### GOAL OF THE EXERCISE
Print every line of the records below verbatim, leaving out the pictures.

===== DATA SHOWN

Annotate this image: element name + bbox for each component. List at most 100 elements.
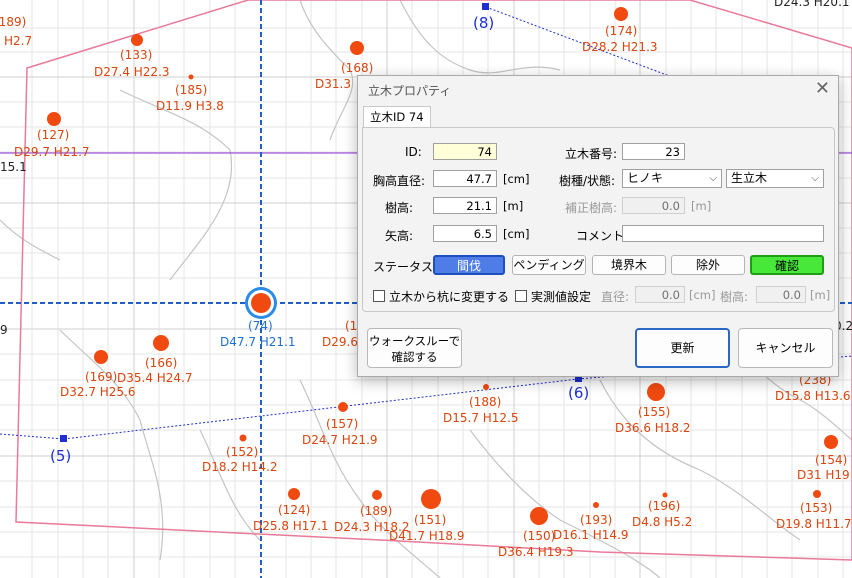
tree-marker bbox=[421, 489, 441, 509]
tree-number-field[interactable]: 23 bbox=[622, 143, 685, 160]
tree-id: (189) bbox=[0, 15, 26, 29]
tree-dh: D18.2 H14.2 bbox=[202, 460, 278, 474]
tree-id: (152) bbox=[226, 445, 258, 459]
tree-id: (124) bbox=[278, 503, 310, 517]
tree-id: (169) bbox=[85, 370, 117, 384]
dbh-unit: [cm] bbox=[503, 172, 530, 186]
tree-dh: D29.6 bbox=[322, 335, 358, 349]
stake-marker bbox=[60, 435, 67, 442]
status-confirm-button[interactable]: 確認 bbox=[750, 255, 824, 275]
tree-marker bbox=[188, 74, 194, 80]
stake-label: (5) bbox=[50, 447, 71, 465]
tree-marker bbox=[350, 41, 364, 55]
walkthrough-line1: ウォークスルーで bbox=[369, 334, 460, 348]
tree-dh: D28.2 H21.3 bbox=[582, 40, 658, 54]
tree-marker bbox=[239, 434, 247, 442]
dialog-titlebar[interactable]: 立木プロパティ ✕ bbox=[358, 76, 838, 104]
tree-marker bbox=[372, 490, 382, 500]
properties-panel: ID: 74 立木番号: 23 胸高直径: 47.7 [cm] 樹種/状態: ヒ… bbox=[362, 127, 835, 312]
comment-field[interactable] bbox=[622, 225, 824, 242]
measured-value-checkbox[interactable] bbox=[515, 290, 527, 302]
tree-marker bbox=[153, 335, 169, 351]
tree-id: (185) bbox=[175, 83, 207, 97]
species-select[interactable]: ヒノキ ⌵ bbox=[622, 169, 722, 188]
corrected-height-field: 0.0 bbox=[622, 197, 685, 214]
walkthrough-line2: 確認する bbox=[391, 350, 438, 364]
state-value: 生立木 bbox=[731, 171, 768, 185]
tree-properties-dialog: 立木プロパティ ✕ 立木ID 74 ID: 74 立木番号: 23 胸高直径: … bbox=[357, 75, 839, 377]
tree-dh: D19.8 H11.7 bbox=[776, 517, 852, 531]
tree-dh: D24.3 H20.1 bbox=[774, 0, 850, 9]
tree-id: (196) bbox=[648, 499, 680, 513]
measured-dbh-label: 直径: bbox=[601, 290, 630, 304]
height-label: 樹高: bbox=[385, 201, 414, 215]
tab-tree-id[interactable]: 立木ID 74 bbox=[363, 106, 431, 127]
tree-id: (188) bbox=[469, 395, 501, 409]
tree-id: (127) bbox=[37, 128, 69, 142]
tree-dh: D31 H19 bbox=[797, 468, 850, 482]
dbh-field[interactable]: 47.7 bbox=[433, 170, 497, 187]
species-value: ヒノキ bbox=[627, 171, 664, 185]
tree-marker bbox=[288, 488, 300, 500]
tree-dh: D11.9 H3.8 bbox=[156, 99, 224, 113]
cancel-button[interactable]: キャンセル bbox=[738, 328, 833, 368]
tree-id: (155) bbox=[638, 405, 670, 419]
status-label: ステータス: bbox=[373, 260, 438, 274]
species-label: 樹種/状態: bbox=[559, 174, 616, 188]
tree-dh: D4.8 H5.2 bbox=[632, 515, 692, 529]
tree-dh: D25.8 H17.1 bbox=[253, 519, 329, 533]
tree-marker bbox=[662, 492, 668, 498]
tree-dh: D36.6 H18.2 bbox=[615, 421, 691, 435]
tree-dh: D16.1 H14.9 bbox=[553, 528, 629, 542]
id-label: ID: bbox=[405, 145, 422, 159]
stake-label: (6) bbox=[568, 384, 589, 402]
tree-dh: D31.3 bbox=[315, 77, 351, 91]
measured-height-unit: [m] bbox=[810, 288, 831, 302]
chevron-down-icon: ⌵ bbox=[709, 173, 717, 184]
close-icon[interactable]: ✕ bbox=[815, 78, 830, 99]
tree-marker bbox=[614, 7, 628, 21]
tree-marker bbox=[483, 384, 489, 390]
tree-marker bbox=[47, 112, 61, 126]
tree-dh: H2.7 bbox=[4, 34, 32, 48]
arrow-height-field[interactable]: 6.5 bbox=[433, 225, 497, 242]
tree-id: (151) bbox=[414, 513, 446, 527]
tree-marker bbox=[824, 435, 838, 449]
change-to-stake-label: 立木から杭に変更する bbox=[389, 290, 510, 304]
walkthrough-confirm-button[interactable]: ウォークスルーで 確認する bbox=[367, 328, 462, 368]
tree-dh: 9 bbox=[0, 323, 8, 337]
arrow-height-label: 矢高: bbox=[385, 229, 414, 243]
stake-marker bbox=[482, 3, 489, 10]
dialog-title: 立木プロパティ bbox=[368, 84, 452, 98]
status-boundary-tree-button[interactable]: 境界木 bbox=[592, 255, 666, 275]
tree-id: (1 bbox=[345, 319, 357, 333]
tree-marker bbox=[94, 350, 108, 364]
height-field[interactable]: 21.1 bbox=[433, 197, 497, 214]
tree-dh: D15.8 H13.6 bbox=[775, 389, 851, 403]
tree-dh: D41.7 H18.9 bbox=[389, 529, 465, 543]
stake-label: (8) bbox=[473, 14, 494, 32]
tree-dh: D27.4 H22.3 bbox=[94, 65, 170, 79]
tree-number-label: 立木番号: bbox=[565, 147, 618, 161]
tree-marker bbox=[131, 34, 143, 46]
tree-id: (133) bbox=[120, 48, 152, 62]
tree-id: (189) bbox=[360, 504, 392, 518]
update-button[interactable]: 更新 bbox=[635, 328, 730, 368]
measured-dbh-unit: [cm] bbox=[689, 288, 716, 302]
tree-marker bbox=[338, 402, 348, 412]
dbh-label: 胸高直径: bbox=[373, 174, 426, 188]
tree-id: (166) bbox=[145, 356, 177, 370]
status-thinning-button[interactable]: 間伐 bbox=[433, 255, 505, 275]
tree-dh: 15.1 bbox=[0, 160, 27, 174]
id-field[interactable]: 74 bbox=[433, 143, 497, 160]
measured-dbh-field: 0.0 bbox=[635, 286, 685, 303]
status-exclude-button[interactable]: 除外 bbox=[671, 255, 745, 275]
arrow-height-unit: [cm] bbox=[503, 227, 530, 241]
state-select[interactable]: 生立木 ⌵ bbox=[726, 169, 824, 188]
tree-id: (193) bbox=[580, 513, 612, 527]
tree-dh: D47.7 H21.1 bbox=[220, 335, 296, 349]
change-to-stake-checkbox[interactable] bbox=[373, 290, 385, 302]
height-unit: [m] bbox=[503, 199, 524, 213]
measured-height-label: 樹高: bbox=[720, 290, 749, 304]
status-pending-button[interactable]: ペンディング bbox=[512, 255, 586, 275]
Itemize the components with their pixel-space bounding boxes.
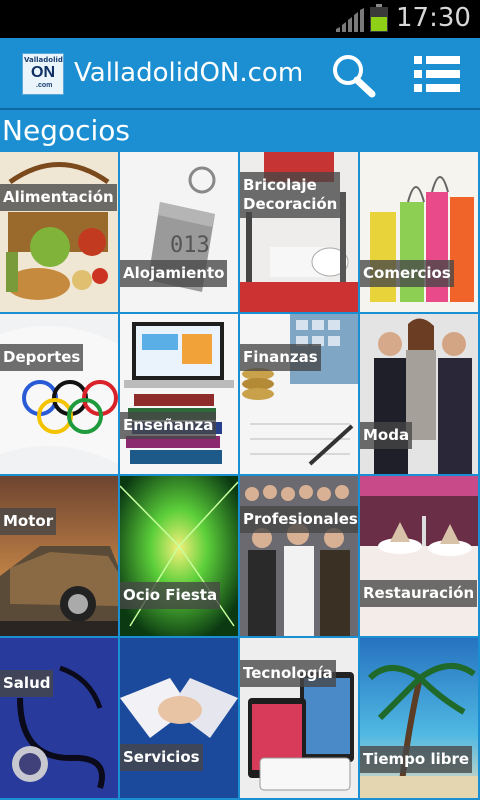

==========

### RESPONSE TO THE EXERCISE
Annotate this image: element name + bbox for each component. List at most 100 elements.
tree-marker bbox=[421, 489, 441, 509]
tree-number-field[interactable]: 23 bbox=[622, 143, 685, 160]
tree-id: (189) bbox=[0, 15, 26, 29]
tree-dh: D18.2 H14.2 bbox=[202, 460, 278, 474]
tree-id: (152) bbox=[226, 445, 258, 459]
tree-id: (124) bbox=[278, 503, 310, 517]
tree-id: (169) bbox=[85, 370, 117, 384]
dbh-unit: [cm] bbox=[503, 172, 530, 186]
tree-dh: D29.6 bbox=[322, 335, 358, 349]
stake-marker bbox=[60, 435, 67, 442]
status-confirm-button[interactable]: 確認 bbox=[750, 255, 824, 275]
tree-marker bbox=[188, 74, 194, 80]
stake-label: (5) bbox=[50, 447, 71, 465]
tree-marker bbox=[350, 41, 364, 55]
walkthrough-line1: ウォークスルーで bbox=[369, 334, 460, 348]
tree-dh: D28.2 H21.3 bbox=[582, 40, 658, 54]
tree-marker bbox=[239, 434, 247, 442]
dialog-titlebar[interactable]: 立木プロパティ ✕ bbox=[358, 76, 838, 104]
tree-marker bbox=[372, 490, 382, 500]
properties-panel: ID: 74 立木番号: 23 胸高直径: 47.7 [cm] 樹種/状態: ヒ… bbox=[362, 127, 835, 312]
comment-field[interactable] bbox=[622, 225, 824, 242]
measured-value-checkbox[interactable] bbox=[515, 290, 527, 302]
tree-marker bbox=[153, 335, 169, 351]
tree-id: (185) bbox=[175, 83, 207, 97]
species-select[interactable]: ヒノキ ⌵ bbox=[622, 169, 722, 188]
corrected-height-field: 0.0 bbox=[622, 197, 685, 214]
walkthrough-line2: 確認する bbox=[391, 350, 438, 364]
state-value: 生立木 bbox=[731, 171, 768, 185]
tree-properties-dialog: 立木プロパティ ✕ 立木ID 74 ID: 74 立木番号: 23 胸高直径: … bbox=[357, 75, 839, 377]
tree-dh: D19.8 H11.7 bbox=[776, 517, 852, 531]
tree-dh: D24.3 H20.1 bbox=[774, 0, 850, 9]
tree-id: (196) bbox=[648, 499, 680, 513]
measured-dbh-label: 直径: bbox=[601, 290, 630, 304]
height-label: 樹高: bbox=[385, 201, 414, 215]
tab-tree-id[interactable]: 立木ID 74 bbox=[363, 106, 431, 127]
tree-id: (188) bbox=[469, 395, 501, 409]
tree-id: (127) bbox=[37, 128, 69, 142]
tree-dh: D31 H19 bbox=[797, 468, 850, 482]
dbh-field[interactable]: 47.7 bbox=[433, 170, 497, 187]
species-value: ヒノキ bbox=[627, 171, 664, 185]
tree-marker bbox=[288, 488, 300, 500]
tree-dh: D11.9 H3.8 bbox=[156, 99, 224, 113]
cancel-button[interactable]: キャンセル bbox=[738, 328, 833, 368]
tree-id: (155) bbox=[638, 405, 670, 419]
status-label: ステータス: bbox=[373, 260, 438, 274]
species-label: 樹種/状態: bbox=[559, 174, 616, 188]
tree-dh: D4.8 H5.2 bbox=[632, 515, 692, 529]
tree-dh: D25.8 H17.1 bbox=[253, 519, 329, 533]
tree-marker bbox=[662, 492, 668, 498]
tree-dh: D36.6 H18.2 bbox=[615, 421, 691, 435]
tree-dh: D16.1 H14.9 bbox=[553, 528, 629, 542]
id-label: ID: bbox=[405, 145, 422, 159]
stake-label: (6) bbox=[568, 384, 589, 402]
tree-dh: D31.3 bbox=[315, 77, 351, 91]
measured-height-unit: [m] bbox=[810, 288, 831, 302]
chevron-down-icon: ⌵ bbox=[709, 173, 717, 184]
close-icon[interactable]: ✕ bbox=[815, 78, 830, 99]
tree-marker bbox=[614, 7, 628, 21]
tree-marker bbox=[483, 384, 489, 390]
tree-marker bbox=[47, 112, 61, 126]
tree-dh: H2.7 bbox=[4, 34, 32, 48]
arrow-height-field[interactable]: 6.5 bbox=[433, 225, 497, 242]
tree-id: (151) bbox=[414, 513, 446, 527]
tree-marker bbox=[824, 435, 838, 449]
change-to-stake-label: 立木から杭に変更する bbox=[389, 290, 510, 304]
walkthrough-confirm-button[interactable]: ウォークスルーで 確認する bbox=[367, 328, 462, 368]
tree-dh: 9 bbox=[0, 323, 8, 337]
arrow-height-label: 矢高: bbox=[385, 229, 414, 243]
stake-marker bbox=[482, 3, 489, 10]
dialog-title: 立木プロパティ bbox=[368, 84, 452, 98]
status-boundary-tree-button[interactable]: 境界木 bbox=[592, 255, 666, 275]
tree-id: (1 bbox=[345, 319, 357, 333]
tree-marker bbox=[94, 350, 108, 364]
height-field[interactable]: 21.1 bbox=[433, 197, 497, 214]
tree-dh: D15.8 H13.6 bbox=[775, 389, 851, 403]
tree-dh: D41.7 H18.9 bbox=[389, 529, 465, 543]
stake-label: (8) bbox=[473, 14, 494, 32]
tree-dh: D27.4 H22.3 bbox=[94, 65, 170, 79]
tree-number-label: 立木番号: bbox=[565, 147, 618, 161]
tree-marker bbox=[131, 34, 143, 46]
tree-id: (133) bbox=[120, 48, 152, 62]
tree-id: (189) bbox=[360, 504, 392, 518]
update-button[interactable]: 更新 bbox=[635, 328, 730, 368]
measured-dbh-unit: [cm] bbox=[689, 288, 716, 302]
tree-marker bbox=[338, 402, 348, 412]
dbh-label: 胸高直径: bbox=[373, 174, 426, 188]
tree-id: (166) bbox=[145, 356, 177, 370]
status-thinning-button[interactable]: 間伐 bbox=[433, 255, 505, 275]
tree-dh: 15.1 bbox=[0, 160, 27, 174]
id-field[interactable]: 74 bbox=[433, 143, 497, 160]
measured-dbh-field: 0.0 bbox=[635, 286, 685, 303]
status-exclude-button[interactable]: 除外 bbox=[671, 255, 745, 275]
arrow-height-unit: [cm] bbox=[503, 227, 530, 241]
state-select[interactable]: 生立木 ⌵ bbox=[726, 169, 824, 188]
tree-id: (193) bbox=[580, 513, 612, 527]
tree-dh: D47.7 H21.1 bbox=[220, 335, 296, 349]
change-to-stake-checkbox[interactable] bbox=[373, 290, 385, 302]
height-unit: [m] bbox=[503, 199, 524, 213]
measured-height-label: 樹高: bbox=[720, 290, 749, 304]
status-pending-button[interactable]: ペンディング bbox=[512, 255, 586, 275]
Itemize the components with their pixel-space bounding boxes.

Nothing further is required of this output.